Start of Document excerpt

- Born: Mary Cooksey 1960 (age 65–66) Lloyd, Florida, USA
- Movement: American Contemporary Art

= Mary L. Proctor =

American artist (born 1960)

"Missionary" Mary L. Proctor (born 1960) is an American artist, best known for her visionary paintings, collages, and assemblages.

== Early life ==
Mary Proctor (née Cooksey) was born in 1960 to Pauline Cooksey in Lloyd, Florida. Her 11-year-old mother was unable to care for her, so she was raised by her grandparents. Her grandmother was an African-American homemaker and her grandfather a white farmer. Proctor attended public school until becoming pregnant in ninth grade. She then took on the responsibility of raising her younger siblings.

=== Marriage ===
After the death of her grandfather, and her grandmother's struggle with alcoholism, Mary met and married Tyrone Proctor. Together they moved to Tallahassee, Florida.

=== Early career ===
After working in the nursing field for ten years, Proctor opened Tender Loving Care Day Care Center and was the proprietor for five years. In search of 'something easier' Proctor began collecting items from the roadside to sell at the local flea market. Eventually, she opened her own store, "Noah's Ark Flea Market." Collecting remains her hobby.

=== Career as an artist ===
In 1994, a house fire claimed the lives of Proctor's grandmother, aunt and uncle. Proctor claims to have had a vision immediately before the fire occurred in which she "...saw light going all the way up to heaven." Following the fire in 1995, Proctor claims she had a vision during prayer that told her to "Paint". These visions inspired her to begin her pursuit as an artist. Her first pieces were portraits, painted on doors, of her family members who died in the fire. She set them in her front yard where they caught the attention of curator and critic Tricia Collins, who purchased them for her gallery in New York.

End of Document excerpt

# [What this task involves]
Please output the passage of the Mary L. Proctor biography starting with "- Born: Mary" and going on through "her younger siblings.", word for word. The rows have no connection to the text above.

Start of Raw data

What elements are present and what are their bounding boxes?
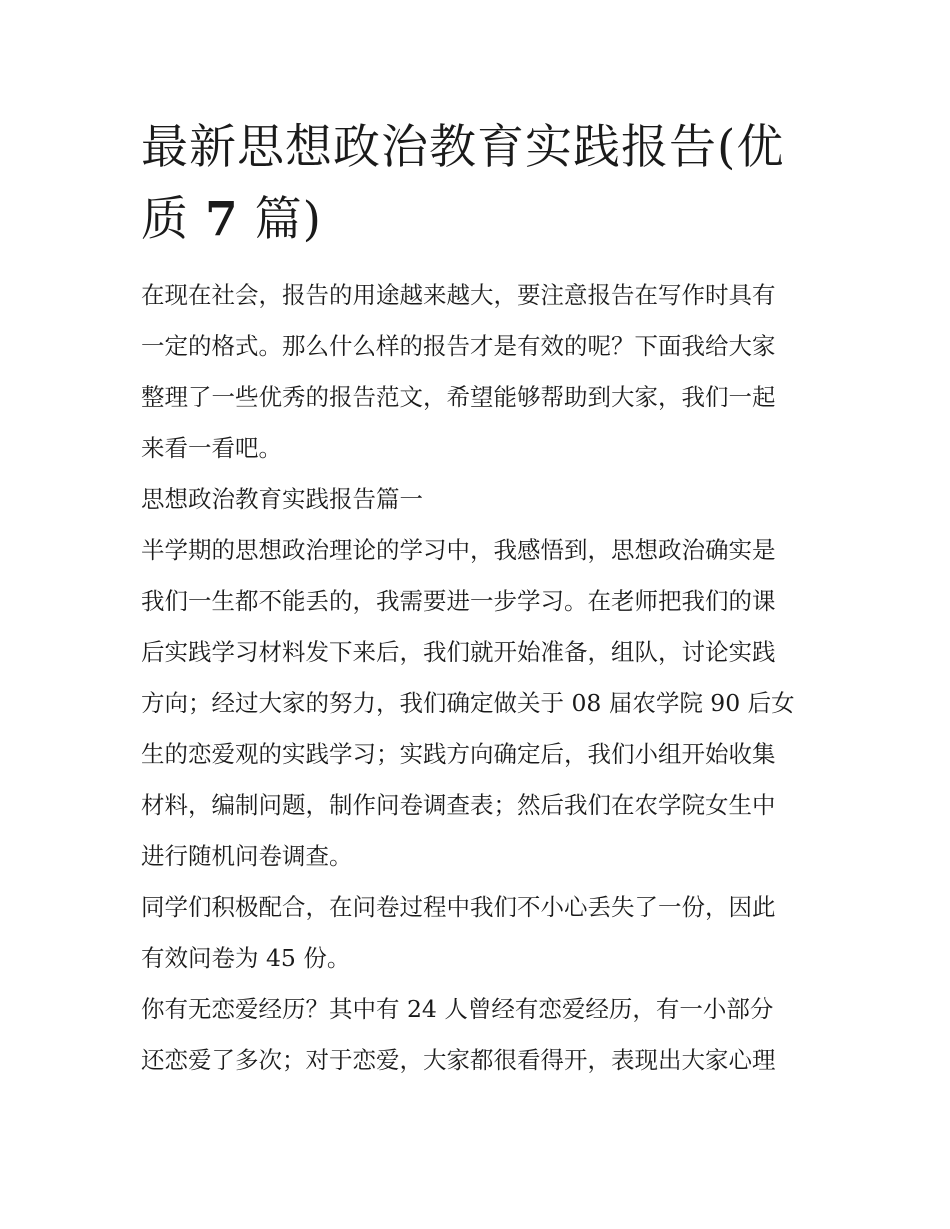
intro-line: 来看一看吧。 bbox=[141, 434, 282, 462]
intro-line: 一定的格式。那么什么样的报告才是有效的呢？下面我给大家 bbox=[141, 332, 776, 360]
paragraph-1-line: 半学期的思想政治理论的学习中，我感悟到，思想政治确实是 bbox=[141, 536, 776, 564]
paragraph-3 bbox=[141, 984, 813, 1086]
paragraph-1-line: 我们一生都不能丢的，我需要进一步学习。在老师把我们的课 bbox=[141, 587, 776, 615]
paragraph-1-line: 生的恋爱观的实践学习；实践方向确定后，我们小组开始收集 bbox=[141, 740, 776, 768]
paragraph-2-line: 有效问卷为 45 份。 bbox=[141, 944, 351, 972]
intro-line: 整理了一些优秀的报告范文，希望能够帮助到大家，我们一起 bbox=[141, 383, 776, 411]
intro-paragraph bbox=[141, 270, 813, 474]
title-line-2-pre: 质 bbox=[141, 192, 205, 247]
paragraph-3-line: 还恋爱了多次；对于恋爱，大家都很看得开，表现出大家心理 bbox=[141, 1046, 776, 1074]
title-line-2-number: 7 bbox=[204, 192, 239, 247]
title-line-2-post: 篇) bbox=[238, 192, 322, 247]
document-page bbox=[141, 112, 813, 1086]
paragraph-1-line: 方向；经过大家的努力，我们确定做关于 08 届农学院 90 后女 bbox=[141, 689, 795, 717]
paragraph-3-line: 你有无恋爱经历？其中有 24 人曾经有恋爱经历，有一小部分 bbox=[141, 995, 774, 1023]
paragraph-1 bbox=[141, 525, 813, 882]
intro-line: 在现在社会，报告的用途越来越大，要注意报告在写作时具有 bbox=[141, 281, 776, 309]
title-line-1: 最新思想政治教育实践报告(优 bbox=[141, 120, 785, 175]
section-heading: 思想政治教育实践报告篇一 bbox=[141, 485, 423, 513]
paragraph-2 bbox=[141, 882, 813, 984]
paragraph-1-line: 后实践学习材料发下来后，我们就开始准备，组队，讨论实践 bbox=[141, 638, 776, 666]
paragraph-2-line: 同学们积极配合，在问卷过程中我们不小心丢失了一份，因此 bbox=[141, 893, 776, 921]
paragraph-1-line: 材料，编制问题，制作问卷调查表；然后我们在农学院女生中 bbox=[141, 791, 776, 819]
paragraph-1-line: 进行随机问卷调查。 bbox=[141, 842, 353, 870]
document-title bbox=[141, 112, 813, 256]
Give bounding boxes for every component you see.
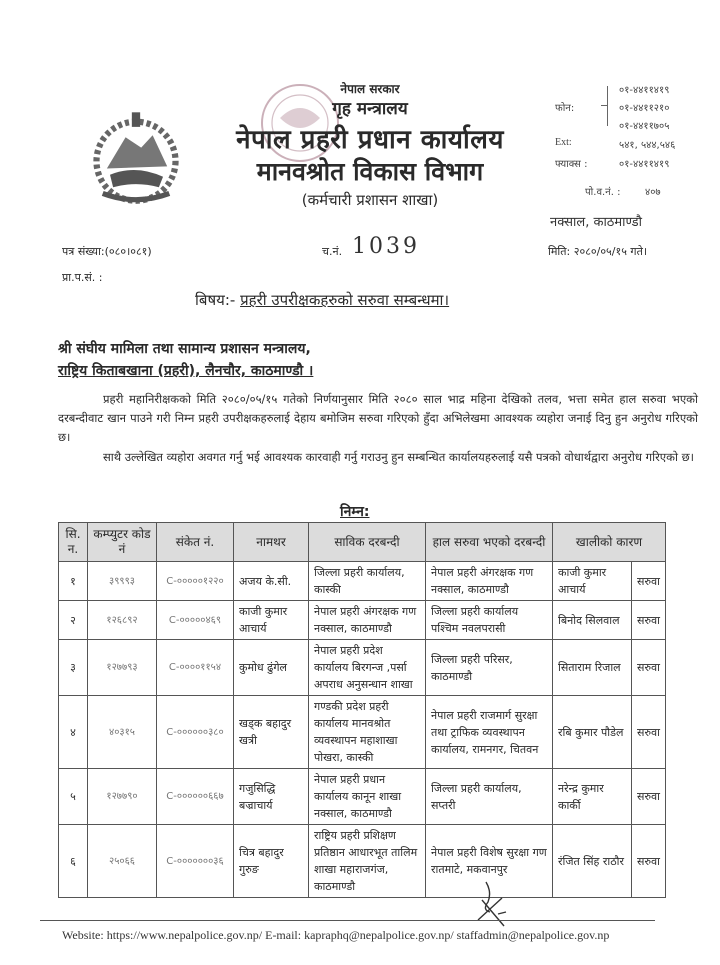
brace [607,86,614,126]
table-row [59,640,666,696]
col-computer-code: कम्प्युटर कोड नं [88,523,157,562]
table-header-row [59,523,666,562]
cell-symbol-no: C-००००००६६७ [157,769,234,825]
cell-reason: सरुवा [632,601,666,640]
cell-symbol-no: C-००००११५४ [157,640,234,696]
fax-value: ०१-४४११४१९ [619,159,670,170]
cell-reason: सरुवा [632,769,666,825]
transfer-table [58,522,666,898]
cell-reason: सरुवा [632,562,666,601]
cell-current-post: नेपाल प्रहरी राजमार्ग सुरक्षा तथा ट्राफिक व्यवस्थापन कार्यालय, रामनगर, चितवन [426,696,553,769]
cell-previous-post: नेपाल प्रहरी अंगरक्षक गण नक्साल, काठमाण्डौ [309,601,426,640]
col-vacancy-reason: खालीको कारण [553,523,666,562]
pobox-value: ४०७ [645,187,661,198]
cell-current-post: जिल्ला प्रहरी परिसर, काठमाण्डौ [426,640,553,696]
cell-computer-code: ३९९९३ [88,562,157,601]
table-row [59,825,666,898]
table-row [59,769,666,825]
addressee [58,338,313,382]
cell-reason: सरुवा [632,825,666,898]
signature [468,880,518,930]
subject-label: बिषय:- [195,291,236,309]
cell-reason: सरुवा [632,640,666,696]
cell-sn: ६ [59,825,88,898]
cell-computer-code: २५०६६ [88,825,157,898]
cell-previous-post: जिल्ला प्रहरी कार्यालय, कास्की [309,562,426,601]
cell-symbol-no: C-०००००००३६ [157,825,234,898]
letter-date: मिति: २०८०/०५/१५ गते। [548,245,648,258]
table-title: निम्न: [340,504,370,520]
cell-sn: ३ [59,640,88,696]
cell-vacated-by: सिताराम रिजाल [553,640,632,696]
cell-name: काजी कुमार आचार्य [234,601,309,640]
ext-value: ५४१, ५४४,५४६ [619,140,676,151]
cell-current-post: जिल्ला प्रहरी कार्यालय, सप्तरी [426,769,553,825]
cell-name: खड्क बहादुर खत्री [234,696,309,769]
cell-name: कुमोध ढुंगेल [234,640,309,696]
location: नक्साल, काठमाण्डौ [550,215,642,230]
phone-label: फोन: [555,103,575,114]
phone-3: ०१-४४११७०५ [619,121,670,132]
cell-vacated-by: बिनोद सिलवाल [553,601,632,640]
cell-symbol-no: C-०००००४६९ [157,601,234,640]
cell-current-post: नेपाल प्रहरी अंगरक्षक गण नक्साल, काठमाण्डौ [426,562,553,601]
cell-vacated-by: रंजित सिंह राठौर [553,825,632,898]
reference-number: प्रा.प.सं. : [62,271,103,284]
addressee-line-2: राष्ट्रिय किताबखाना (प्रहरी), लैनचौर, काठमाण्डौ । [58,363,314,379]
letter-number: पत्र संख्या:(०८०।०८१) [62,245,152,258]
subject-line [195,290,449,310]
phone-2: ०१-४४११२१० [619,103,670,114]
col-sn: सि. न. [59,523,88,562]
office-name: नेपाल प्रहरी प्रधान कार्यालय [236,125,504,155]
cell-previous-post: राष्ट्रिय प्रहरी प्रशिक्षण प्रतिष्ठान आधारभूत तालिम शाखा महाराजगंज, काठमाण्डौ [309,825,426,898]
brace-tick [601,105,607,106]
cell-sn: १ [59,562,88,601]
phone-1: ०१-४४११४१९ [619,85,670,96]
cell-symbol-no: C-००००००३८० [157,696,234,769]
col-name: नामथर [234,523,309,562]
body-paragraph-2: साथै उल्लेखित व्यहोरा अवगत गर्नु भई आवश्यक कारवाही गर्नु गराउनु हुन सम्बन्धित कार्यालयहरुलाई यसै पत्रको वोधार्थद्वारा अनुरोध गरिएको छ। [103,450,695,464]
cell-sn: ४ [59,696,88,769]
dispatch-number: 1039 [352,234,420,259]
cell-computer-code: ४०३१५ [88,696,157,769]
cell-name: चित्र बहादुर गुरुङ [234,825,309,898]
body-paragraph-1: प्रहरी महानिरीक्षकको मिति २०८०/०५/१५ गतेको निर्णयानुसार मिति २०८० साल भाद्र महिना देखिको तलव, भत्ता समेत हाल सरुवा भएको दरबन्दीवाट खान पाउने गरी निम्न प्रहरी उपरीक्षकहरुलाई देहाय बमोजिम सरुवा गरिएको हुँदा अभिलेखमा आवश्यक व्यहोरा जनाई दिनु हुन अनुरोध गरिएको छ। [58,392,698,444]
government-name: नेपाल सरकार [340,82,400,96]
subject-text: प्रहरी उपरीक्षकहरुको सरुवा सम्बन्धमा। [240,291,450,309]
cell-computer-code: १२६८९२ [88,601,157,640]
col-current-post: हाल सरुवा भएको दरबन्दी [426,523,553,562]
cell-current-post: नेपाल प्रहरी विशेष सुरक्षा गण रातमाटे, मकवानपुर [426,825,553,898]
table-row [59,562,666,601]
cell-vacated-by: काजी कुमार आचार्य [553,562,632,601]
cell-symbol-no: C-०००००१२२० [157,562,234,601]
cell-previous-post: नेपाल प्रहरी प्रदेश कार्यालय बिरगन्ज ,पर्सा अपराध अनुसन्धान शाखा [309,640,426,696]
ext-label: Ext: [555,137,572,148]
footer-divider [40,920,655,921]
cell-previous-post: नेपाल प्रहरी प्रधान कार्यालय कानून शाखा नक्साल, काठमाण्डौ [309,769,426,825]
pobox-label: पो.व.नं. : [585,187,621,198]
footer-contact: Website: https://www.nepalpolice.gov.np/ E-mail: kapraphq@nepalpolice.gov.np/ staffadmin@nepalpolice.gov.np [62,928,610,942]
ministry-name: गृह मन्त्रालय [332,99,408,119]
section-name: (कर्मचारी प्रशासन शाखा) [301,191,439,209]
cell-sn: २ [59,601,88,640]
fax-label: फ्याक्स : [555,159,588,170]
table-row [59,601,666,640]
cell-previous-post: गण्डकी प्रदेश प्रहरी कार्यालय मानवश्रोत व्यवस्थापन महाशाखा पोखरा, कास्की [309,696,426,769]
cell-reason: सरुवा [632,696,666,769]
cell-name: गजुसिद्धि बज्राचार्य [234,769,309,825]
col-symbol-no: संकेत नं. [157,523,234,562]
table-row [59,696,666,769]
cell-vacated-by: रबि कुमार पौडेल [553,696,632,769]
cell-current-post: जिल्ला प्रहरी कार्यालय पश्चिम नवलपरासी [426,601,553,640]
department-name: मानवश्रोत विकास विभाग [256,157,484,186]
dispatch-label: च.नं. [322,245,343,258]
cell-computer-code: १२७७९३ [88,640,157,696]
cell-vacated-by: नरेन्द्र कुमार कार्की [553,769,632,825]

End of Raw data

# [Exercise result]
- Born: Mary Cooksey 1960 (age 65–66) Lloyd, Florida, USA
- Movement: American Contemporary Art

= Mary L. Proctor =

American artist (born 1960)

"Missionary" Mary L. Proctor (born 1960) is an American artist, best known for her visionary paintings, collages, and assemblages.

== Early life ==
Mary Proctor (née Cooksey) was born in 1960 to Pauline Cooksey in Lloyd, Florida. Her 11-year-old mother was unable to care for her, so she was raised by her grandparents. Her grandmother was an African-American homemaker and her grandfather a white farmer. Proctor attended public school until becoming pregnant in ninth grade. She then took on the responsibility of raising her younger siblings.